> [Instruction]: In the data below, find each line containing the string "Launcher" and return it.

─── Dataset

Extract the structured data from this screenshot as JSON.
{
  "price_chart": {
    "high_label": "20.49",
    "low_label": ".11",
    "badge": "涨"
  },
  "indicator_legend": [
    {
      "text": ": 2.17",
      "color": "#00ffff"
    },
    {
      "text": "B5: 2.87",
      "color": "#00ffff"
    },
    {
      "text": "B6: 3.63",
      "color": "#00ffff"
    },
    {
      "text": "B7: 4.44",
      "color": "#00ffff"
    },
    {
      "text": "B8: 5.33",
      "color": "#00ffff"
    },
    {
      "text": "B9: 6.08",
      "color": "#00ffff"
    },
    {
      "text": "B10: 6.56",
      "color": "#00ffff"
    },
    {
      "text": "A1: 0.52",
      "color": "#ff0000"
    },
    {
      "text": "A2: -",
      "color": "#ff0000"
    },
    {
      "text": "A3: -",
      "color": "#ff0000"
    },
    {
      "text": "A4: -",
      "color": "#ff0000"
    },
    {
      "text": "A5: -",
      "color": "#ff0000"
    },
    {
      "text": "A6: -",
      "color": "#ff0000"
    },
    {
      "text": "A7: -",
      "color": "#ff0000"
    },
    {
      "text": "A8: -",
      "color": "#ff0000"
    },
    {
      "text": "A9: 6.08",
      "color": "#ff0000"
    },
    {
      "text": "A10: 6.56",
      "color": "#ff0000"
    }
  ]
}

──────
─── Dataset

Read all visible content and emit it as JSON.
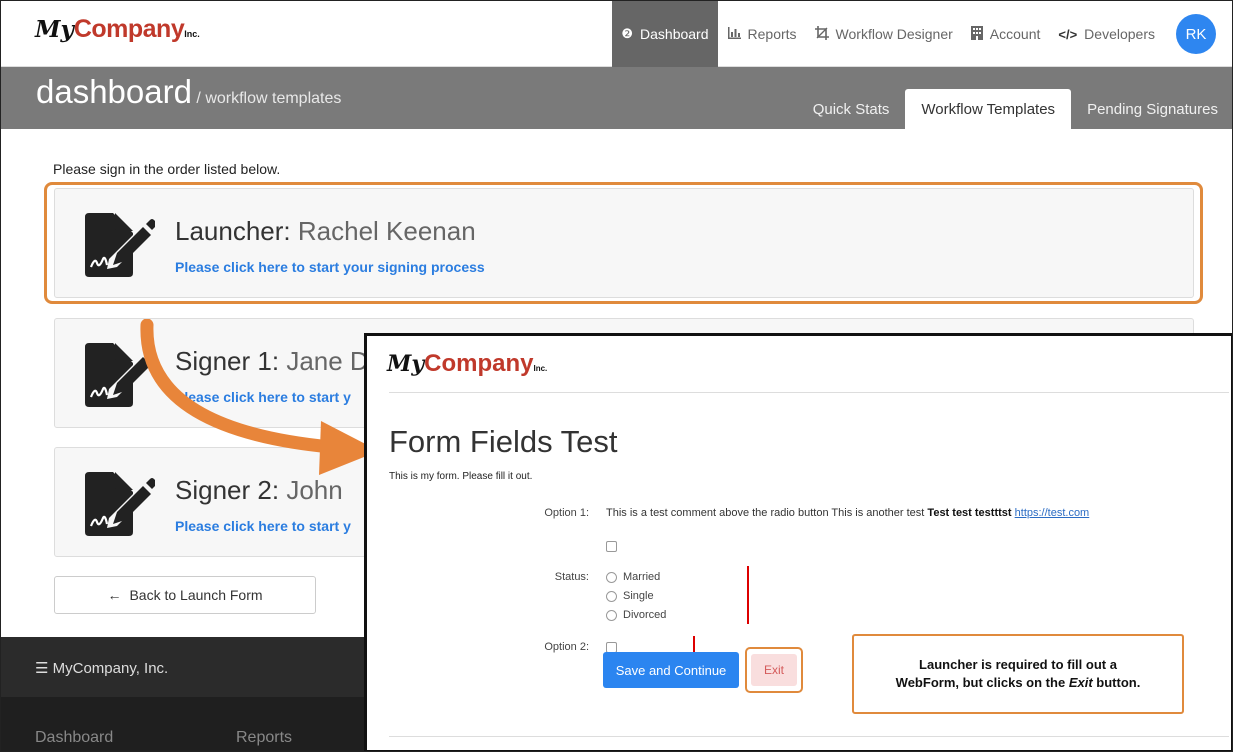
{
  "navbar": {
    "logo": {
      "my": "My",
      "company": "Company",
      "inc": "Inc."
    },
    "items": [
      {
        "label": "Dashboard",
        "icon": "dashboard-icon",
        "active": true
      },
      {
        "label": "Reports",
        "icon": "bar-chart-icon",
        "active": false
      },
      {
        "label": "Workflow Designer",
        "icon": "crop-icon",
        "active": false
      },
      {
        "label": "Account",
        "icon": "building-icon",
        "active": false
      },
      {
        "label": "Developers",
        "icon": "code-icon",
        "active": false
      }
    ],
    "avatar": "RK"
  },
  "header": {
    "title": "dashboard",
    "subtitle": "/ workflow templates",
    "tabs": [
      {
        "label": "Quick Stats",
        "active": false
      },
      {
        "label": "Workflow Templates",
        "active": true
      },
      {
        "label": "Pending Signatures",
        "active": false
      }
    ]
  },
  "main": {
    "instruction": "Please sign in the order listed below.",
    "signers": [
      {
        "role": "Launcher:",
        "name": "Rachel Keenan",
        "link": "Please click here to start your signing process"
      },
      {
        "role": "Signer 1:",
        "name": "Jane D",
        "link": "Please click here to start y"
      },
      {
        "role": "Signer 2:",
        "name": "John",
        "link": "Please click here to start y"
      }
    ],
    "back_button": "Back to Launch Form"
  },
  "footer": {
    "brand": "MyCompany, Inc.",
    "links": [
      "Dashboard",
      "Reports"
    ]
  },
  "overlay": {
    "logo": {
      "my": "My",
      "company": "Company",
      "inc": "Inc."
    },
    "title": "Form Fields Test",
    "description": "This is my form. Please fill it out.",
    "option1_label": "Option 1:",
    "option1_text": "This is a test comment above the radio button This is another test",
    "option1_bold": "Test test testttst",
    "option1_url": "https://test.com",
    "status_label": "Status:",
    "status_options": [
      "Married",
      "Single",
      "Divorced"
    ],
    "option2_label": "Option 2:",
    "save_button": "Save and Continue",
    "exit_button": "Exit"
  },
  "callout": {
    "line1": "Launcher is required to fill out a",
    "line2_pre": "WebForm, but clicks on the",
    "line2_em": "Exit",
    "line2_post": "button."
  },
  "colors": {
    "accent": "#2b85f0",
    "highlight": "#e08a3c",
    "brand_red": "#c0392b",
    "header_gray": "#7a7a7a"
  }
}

──────

> [Exercise answer]:
        "role": "Launcher:",
    "line1": "Launcher is required to fill out a",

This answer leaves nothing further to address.